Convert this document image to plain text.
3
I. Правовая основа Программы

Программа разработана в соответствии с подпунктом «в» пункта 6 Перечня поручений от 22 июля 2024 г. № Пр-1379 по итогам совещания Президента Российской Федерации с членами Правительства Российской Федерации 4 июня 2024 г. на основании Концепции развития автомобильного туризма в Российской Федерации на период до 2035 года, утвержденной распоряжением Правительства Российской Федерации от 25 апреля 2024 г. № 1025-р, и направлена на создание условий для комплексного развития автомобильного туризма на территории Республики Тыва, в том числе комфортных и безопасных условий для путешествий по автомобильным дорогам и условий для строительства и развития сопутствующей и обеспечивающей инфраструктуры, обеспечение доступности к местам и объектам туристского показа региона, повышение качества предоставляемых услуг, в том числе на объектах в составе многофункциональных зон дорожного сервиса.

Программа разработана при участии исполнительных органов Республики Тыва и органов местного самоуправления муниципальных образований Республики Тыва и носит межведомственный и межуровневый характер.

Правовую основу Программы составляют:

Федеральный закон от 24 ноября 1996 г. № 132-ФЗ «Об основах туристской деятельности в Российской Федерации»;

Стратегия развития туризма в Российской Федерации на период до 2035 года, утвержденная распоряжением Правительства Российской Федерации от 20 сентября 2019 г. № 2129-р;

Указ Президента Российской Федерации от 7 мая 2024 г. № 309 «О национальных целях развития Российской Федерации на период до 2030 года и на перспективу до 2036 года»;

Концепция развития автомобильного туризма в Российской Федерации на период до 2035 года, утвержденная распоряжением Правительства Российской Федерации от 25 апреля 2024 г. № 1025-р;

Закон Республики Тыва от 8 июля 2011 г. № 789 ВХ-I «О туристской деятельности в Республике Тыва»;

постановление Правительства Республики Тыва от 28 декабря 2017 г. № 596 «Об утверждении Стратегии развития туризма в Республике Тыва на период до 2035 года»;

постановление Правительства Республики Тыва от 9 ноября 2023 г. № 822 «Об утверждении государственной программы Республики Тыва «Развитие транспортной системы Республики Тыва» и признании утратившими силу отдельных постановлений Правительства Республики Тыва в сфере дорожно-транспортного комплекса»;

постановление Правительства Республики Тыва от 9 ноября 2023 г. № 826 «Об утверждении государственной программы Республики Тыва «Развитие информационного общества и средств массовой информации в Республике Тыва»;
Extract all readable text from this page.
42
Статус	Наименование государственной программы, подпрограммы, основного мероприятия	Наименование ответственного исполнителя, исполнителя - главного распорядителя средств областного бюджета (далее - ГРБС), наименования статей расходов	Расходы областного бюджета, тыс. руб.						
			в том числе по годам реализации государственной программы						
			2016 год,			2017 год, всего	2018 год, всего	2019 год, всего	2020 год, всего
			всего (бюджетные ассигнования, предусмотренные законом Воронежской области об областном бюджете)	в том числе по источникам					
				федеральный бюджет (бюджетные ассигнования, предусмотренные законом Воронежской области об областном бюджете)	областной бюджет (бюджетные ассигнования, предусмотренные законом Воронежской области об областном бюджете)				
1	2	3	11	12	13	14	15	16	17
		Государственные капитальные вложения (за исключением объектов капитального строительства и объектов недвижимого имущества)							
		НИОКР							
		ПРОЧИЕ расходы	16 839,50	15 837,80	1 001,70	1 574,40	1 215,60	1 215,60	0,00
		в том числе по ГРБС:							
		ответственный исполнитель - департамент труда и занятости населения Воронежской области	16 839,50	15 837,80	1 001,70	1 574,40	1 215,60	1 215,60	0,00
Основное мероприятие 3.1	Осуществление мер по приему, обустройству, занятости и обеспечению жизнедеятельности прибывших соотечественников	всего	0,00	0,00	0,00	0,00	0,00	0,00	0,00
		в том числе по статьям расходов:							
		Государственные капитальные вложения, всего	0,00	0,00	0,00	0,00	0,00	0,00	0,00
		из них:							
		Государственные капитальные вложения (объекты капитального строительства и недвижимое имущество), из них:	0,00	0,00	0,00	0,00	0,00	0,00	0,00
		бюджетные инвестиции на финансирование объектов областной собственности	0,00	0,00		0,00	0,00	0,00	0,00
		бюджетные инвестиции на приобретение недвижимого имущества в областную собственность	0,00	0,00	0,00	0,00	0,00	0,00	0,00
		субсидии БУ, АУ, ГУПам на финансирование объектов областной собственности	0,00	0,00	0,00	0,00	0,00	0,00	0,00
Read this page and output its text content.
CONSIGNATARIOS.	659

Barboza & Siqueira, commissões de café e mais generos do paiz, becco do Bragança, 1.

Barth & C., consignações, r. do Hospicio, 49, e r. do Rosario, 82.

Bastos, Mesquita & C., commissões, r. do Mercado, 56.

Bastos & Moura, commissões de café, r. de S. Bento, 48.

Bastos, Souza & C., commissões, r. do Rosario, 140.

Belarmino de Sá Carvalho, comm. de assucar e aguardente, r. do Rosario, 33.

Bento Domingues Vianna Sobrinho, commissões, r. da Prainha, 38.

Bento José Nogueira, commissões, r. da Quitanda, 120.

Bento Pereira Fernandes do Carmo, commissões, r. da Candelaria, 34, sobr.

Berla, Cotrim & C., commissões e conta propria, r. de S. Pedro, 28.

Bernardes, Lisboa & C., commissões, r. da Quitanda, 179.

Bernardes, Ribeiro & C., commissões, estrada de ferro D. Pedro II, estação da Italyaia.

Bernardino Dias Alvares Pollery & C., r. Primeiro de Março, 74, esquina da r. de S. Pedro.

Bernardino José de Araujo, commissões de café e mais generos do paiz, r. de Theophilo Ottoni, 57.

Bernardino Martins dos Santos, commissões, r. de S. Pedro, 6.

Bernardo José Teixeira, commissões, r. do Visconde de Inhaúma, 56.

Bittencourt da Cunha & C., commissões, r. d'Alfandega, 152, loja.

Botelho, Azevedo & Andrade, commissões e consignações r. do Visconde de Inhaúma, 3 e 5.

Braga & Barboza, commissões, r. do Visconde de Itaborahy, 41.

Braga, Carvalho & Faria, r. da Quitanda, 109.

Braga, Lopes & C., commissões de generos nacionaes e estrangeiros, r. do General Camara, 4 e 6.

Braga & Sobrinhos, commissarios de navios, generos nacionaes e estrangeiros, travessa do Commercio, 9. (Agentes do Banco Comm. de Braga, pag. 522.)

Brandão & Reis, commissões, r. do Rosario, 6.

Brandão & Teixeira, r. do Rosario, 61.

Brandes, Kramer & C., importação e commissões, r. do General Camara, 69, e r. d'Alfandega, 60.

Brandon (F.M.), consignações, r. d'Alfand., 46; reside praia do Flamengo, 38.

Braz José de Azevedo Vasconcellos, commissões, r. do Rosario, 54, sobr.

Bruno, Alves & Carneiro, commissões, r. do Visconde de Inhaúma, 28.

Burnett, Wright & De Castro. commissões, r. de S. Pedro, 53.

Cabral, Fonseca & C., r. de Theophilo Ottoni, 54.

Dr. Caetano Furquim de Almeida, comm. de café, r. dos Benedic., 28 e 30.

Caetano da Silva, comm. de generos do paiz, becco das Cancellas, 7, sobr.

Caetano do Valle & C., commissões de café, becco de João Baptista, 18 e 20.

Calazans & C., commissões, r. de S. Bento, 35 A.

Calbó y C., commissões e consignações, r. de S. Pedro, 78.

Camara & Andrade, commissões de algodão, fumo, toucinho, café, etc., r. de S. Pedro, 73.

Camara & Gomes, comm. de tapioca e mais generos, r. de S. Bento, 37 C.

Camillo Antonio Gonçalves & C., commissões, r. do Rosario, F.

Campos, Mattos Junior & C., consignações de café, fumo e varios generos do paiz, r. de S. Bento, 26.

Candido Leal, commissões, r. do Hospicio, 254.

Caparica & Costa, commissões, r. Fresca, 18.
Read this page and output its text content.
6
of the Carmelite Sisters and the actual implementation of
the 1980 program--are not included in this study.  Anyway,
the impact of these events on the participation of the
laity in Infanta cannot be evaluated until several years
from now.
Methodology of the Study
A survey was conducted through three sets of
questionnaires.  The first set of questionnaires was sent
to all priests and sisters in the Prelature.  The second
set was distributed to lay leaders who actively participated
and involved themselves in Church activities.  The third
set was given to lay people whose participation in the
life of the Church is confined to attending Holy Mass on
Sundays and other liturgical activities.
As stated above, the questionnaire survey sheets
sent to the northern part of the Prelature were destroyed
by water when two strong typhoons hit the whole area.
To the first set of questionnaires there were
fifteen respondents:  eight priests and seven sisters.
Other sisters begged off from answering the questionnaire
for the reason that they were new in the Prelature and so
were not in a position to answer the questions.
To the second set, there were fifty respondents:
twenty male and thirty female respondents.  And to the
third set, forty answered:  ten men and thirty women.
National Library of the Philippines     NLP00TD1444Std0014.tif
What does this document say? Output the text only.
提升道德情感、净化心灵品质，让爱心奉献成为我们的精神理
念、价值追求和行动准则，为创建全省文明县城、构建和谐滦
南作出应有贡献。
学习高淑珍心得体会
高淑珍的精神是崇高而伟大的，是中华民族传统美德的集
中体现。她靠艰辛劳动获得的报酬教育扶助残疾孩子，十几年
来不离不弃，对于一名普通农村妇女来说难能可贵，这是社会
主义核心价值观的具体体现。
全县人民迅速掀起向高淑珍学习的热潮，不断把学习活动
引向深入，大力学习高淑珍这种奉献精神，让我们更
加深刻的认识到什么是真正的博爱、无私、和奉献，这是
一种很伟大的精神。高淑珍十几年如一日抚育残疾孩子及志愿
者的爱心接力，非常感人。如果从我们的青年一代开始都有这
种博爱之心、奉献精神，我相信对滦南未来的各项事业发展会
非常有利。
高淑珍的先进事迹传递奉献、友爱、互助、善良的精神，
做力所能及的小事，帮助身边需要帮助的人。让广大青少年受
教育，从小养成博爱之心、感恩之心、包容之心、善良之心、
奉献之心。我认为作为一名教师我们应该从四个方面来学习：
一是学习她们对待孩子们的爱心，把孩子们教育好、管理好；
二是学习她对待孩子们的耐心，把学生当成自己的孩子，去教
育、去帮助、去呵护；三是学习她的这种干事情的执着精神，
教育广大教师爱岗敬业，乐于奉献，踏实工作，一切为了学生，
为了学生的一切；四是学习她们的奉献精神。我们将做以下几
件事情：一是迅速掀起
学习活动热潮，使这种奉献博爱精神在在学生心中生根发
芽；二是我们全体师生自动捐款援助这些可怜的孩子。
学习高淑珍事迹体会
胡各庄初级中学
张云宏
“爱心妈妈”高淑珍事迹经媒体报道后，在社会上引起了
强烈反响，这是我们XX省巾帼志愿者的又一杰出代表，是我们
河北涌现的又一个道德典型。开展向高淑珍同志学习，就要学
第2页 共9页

→ **Task to complete**: Filter the records above for lines containing the word "consignações", and copy those lines.

→ **In response**:
Barth & C., consignações, r. do Hospicio, 49, e r. do Rosario, 82.
Botelho, Azevedo & Andrade, commissões e consignações r. do Visconde de Inhaúma, 3 e 5.
Brandon (F.M.), consignações, r. d'Alfand., 46; reside praia do Flamengo, 38.
Calbó y C., commissões e consignações, r. de S. Pedro, 78.
Campos, Mattos Junior & C., consignações de café, fumo e varios generos do paiz, r. de S. Bento, 26.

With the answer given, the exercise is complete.